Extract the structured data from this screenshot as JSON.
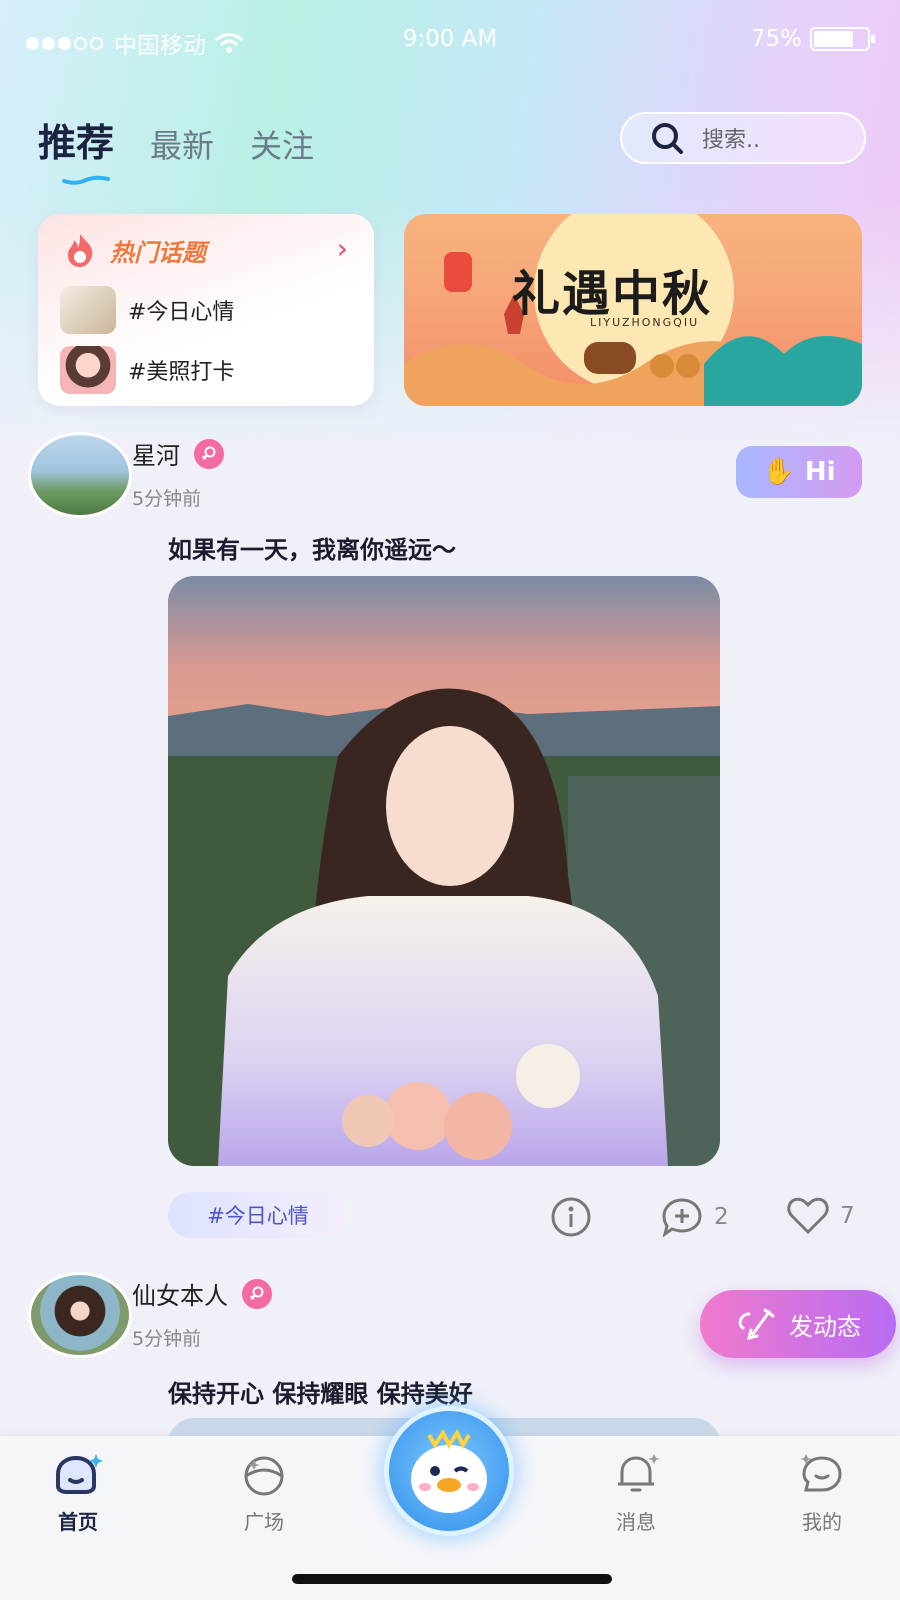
{
  "status_bar": {
    "carrier": "中国移动",
    "time": "9:00 AM",
    "battery": "75%",
    "battery_level": 0.75
  },
  "tabs": [
    {
      "label": "推荐",
      "active": true
    },
    {
      "label": "最新",
      "active": false
    },
    {
      "label": "关注",
      "active": false
    }
  ],
  "search": {
    "placeholder": "搜索.."
  },
  "hot_topics": {
    "title": "热门话题",
    "items": [
      {
        "label": "#今日心情"
      },
      {
        "label": "#美照打卡"
      }
    ]
  },
  "banner": {
    "title": "礼遇中秋",
    "subtitle": "LIYUZHONGQIU"
  },
  "posts": [
    {
      "username": "星河",
      "time": "5分钟前",
      "text": "如果有一天，我离你遥远～",
      "tag": "#今日心情",
      "comments": "2",
      "likes": "7",
      "hi_label": "Hi"
    },
    {
      "username": "仙女本人",
      "time": "5分钟前",
      "text": "保持开心 保持耀眼 保持美好"
    }
  ],
  "fab": {
    "label": "发动态"
  },
  "tab_bar": [
    {
      "label": "首页",
      "icon": "home-icon",
      "active": true
    },
    {
      "label": "广场",
      "icon": "planet-icon",
      "active": false
    },
    {
      "label": "消息",
      "icon": "bell-icon",
      "active": false
    },
    {
      "label": "我的",
      "icon": "chat-face-icon",
      "active": false
    }
  ],
  "colors": {
    "accent": "#b86cf3",
    "pink": "#f46aa3",
    "tag_text": "#4d56c8"
  }
}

Instructions to follow: Only lines holding the string "icon" are wanted; gather each one from the entries above.

Response:
      "icon": "home-icon",
      "icon": "planet-icon",
      "icon": "bell-icon",
      "icon": "chat-face-icon",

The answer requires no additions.